> **GIVEN INSTRUCTION**
Only lines with the word "территории" are needed; collect each of them from the listing below.

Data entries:
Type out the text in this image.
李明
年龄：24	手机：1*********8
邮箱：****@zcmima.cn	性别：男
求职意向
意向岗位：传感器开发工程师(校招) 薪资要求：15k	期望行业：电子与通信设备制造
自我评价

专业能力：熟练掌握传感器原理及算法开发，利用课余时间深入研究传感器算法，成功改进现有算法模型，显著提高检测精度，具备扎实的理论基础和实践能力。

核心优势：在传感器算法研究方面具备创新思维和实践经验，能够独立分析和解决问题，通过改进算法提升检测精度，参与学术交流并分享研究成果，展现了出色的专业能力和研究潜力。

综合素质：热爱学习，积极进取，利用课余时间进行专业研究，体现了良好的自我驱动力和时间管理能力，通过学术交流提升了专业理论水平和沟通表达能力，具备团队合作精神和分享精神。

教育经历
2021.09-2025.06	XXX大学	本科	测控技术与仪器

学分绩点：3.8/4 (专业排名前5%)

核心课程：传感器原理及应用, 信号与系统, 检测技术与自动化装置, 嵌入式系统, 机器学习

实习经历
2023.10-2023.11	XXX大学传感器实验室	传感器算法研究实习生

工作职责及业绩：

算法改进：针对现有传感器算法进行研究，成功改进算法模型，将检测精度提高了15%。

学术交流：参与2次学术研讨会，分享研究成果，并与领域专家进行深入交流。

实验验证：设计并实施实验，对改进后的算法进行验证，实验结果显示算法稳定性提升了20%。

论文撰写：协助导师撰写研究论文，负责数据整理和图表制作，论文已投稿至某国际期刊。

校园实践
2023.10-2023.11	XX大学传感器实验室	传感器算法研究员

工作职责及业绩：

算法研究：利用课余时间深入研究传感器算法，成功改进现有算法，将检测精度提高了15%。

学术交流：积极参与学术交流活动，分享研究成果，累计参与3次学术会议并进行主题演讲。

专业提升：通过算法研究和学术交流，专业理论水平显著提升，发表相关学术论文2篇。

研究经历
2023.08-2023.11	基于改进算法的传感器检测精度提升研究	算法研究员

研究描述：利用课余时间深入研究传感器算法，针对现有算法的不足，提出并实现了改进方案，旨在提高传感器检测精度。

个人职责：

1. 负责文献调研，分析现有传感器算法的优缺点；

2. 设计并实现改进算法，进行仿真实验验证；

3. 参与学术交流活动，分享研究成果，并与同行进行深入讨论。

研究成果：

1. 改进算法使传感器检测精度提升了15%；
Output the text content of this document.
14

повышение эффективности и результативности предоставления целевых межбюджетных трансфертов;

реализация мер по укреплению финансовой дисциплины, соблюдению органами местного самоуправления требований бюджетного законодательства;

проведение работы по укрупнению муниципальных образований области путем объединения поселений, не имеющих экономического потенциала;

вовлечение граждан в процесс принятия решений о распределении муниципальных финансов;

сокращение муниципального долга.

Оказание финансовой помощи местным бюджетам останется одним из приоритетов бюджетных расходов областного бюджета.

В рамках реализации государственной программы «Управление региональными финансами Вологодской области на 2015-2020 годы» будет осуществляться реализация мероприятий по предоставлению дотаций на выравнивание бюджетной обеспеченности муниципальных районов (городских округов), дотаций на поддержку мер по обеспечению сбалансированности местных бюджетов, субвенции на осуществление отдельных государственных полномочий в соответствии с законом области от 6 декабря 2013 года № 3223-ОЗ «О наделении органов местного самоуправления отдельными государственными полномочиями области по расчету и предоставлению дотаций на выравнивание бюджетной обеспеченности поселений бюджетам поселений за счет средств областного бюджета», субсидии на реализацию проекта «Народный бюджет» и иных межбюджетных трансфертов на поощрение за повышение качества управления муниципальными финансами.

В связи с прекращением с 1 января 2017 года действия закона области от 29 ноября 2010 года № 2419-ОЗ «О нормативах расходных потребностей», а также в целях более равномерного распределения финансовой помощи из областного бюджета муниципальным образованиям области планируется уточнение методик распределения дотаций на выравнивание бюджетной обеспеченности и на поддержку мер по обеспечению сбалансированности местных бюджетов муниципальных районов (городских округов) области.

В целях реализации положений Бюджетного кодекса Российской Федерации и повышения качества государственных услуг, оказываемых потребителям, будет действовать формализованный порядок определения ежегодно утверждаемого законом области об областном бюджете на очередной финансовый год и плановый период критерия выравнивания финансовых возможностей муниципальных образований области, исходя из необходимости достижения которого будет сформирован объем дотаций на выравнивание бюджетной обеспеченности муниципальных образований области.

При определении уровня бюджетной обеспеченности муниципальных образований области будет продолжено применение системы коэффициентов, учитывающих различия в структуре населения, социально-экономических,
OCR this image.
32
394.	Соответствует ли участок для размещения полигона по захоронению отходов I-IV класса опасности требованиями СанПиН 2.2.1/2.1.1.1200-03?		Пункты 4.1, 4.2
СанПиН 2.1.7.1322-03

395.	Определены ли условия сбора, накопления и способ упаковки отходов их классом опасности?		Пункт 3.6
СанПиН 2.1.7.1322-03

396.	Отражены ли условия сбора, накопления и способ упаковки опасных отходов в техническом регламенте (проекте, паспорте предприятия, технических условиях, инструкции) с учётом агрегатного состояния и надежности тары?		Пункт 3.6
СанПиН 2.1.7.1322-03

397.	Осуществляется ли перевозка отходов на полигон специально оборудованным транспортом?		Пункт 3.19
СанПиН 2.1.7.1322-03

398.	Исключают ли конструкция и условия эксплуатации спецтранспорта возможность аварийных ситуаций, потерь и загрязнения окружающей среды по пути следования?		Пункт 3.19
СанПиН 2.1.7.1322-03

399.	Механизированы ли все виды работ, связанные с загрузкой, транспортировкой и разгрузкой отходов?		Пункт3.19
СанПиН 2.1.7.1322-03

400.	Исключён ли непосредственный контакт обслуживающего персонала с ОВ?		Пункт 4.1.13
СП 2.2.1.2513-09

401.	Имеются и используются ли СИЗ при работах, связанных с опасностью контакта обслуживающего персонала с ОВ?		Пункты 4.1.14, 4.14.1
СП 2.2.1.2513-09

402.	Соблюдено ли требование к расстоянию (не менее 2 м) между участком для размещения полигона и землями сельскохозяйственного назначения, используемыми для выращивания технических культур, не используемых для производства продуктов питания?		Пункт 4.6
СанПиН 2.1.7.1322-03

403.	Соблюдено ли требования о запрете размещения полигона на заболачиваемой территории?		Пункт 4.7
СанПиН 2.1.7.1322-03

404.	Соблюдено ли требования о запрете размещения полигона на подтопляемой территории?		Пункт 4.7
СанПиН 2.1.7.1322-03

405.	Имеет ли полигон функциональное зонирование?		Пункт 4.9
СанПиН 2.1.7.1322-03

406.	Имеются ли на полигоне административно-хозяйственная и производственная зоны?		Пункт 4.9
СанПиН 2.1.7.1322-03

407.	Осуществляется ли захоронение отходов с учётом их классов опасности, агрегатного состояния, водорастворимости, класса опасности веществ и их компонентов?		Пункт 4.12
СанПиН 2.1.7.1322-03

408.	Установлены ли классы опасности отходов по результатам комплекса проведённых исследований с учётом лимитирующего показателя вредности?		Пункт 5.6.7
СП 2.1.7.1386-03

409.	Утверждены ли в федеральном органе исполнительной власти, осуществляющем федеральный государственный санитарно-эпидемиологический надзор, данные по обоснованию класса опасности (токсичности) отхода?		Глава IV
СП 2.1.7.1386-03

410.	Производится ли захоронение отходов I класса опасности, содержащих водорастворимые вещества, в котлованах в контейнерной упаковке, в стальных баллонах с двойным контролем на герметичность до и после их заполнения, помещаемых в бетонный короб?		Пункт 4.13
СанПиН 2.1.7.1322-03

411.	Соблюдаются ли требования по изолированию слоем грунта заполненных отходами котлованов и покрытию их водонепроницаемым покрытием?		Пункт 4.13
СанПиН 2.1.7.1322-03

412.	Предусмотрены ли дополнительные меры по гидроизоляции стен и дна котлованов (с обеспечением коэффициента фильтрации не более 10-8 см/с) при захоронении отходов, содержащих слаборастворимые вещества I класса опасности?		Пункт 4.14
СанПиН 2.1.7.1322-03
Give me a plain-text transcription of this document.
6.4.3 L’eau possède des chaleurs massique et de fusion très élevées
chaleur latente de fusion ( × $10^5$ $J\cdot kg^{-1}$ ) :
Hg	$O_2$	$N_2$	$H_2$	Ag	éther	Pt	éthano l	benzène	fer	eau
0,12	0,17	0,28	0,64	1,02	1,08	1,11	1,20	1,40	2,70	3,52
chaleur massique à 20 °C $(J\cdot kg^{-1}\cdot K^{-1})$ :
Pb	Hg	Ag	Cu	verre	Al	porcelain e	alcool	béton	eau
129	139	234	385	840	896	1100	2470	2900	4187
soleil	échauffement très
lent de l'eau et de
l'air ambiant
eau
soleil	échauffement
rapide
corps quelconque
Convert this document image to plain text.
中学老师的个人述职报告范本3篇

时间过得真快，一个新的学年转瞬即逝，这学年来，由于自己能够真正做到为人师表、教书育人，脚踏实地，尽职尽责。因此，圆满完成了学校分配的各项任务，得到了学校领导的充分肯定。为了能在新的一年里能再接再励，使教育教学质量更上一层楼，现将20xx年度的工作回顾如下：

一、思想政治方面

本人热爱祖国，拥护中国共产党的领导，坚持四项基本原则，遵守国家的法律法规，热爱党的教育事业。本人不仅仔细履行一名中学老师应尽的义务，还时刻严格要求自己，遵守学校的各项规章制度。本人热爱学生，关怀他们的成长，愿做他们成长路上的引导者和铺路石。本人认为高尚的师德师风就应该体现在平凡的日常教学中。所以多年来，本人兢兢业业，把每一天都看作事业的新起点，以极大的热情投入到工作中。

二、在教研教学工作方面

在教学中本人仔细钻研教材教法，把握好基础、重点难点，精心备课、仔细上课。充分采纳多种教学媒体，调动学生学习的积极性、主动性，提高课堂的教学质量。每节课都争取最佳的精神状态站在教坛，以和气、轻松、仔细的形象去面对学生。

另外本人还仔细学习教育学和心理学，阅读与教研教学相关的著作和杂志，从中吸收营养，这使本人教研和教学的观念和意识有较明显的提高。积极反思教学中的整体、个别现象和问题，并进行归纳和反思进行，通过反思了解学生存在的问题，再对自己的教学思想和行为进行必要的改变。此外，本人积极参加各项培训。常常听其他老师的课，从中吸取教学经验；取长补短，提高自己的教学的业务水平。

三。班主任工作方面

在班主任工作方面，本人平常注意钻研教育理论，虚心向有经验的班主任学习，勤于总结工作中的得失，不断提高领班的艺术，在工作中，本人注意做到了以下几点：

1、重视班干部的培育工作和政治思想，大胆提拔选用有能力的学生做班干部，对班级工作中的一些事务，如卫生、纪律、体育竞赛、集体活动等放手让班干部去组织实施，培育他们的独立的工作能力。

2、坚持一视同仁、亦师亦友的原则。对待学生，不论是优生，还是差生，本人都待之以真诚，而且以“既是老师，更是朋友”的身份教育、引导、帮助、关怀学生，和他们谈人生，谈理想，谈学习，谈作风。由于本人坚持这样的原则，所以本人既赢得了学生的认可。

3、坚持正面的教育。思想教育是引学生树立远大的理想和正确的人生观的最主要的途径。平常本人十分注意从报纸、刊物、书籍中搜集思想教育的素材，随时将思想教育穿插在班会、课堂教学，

> **RESULT OF THE EXERCISE**
403.	Соблюдено ли требования о запрете размещения полигона на заболачиваемой территории?		Пункт 4.7
404.	Соблюдено ли требования о запрете размещения полигона на подтопляемой территории?		Пункт 4.7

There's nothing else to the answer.